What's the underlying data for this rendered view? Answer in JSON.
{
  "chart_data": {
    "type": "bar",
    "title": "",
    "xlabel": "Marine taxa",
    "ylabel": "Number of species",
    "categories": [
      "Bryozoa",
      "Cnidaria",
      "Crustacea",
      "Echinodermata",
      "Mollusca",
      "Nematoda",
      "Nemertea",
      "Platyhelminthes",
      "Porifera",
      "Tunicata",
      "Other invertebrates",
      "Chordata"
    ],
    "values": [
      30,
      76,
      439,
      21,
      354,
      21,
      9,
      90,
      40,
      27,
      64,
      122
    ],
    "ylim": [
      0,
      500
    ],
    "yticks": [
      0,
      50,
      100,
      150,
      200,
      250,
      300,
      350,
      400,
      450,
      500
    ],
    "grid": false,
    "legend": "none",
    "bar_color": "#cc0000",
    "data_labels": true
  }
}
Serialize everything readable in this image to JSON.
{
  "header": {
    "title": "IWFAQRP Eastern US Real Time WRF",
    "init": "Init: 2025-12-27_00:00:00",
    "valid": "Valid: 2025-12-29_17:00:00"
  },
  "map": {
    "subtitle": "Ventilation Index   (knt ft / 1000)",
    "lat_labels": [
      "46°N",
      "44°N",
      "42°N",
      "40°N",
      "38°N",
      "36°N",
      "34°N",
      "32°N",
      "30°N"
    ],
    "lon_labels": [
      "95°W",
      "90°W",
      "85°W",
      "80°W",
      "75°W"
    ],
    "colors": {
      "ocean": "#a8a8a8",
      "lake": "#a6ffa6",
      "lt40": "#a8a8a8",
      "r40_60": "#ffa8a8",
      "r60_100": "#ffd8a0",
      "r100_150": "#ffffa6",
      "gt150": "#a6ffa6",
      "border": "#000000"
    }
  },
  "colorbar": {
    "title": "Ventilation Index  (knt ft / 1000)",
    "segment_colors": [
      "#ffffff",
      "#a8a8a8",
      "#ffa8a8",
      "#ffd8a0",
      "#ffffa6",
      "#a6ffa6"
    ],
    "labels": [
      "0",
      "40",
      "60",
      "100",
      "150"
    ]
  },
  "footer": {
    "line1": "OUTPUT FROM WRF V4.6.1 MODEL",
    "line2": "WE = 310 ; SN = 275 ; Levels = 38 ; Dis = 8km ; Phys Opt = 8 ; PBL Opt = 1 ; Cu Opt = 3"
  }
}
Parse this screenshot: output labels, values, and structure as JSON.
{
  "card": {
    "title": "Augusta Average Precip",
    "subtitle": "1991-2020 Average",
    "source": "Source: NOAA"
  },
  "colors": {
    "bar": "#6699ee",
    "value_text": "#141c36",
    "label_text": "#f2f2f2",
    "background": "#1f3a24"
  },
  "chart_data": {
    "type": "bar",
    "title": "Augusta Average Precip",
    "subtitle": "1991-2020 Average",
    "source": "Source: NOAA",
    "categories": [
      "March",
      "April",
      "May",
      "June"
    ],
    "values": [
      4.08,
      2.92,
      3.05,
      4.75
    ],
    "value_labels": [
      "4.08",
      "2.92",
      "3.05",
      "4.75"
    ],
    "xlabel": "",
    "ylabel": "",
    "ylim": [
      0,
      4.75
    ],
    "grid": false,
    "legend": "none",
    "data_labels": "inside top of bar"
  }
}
====
## WHAT IS NEEDED
Find every line in the records above that holds the word "source", and copy each one.

## OUTPUT
    "source": "Source: NOAA"
    "source": "Source: NOAA",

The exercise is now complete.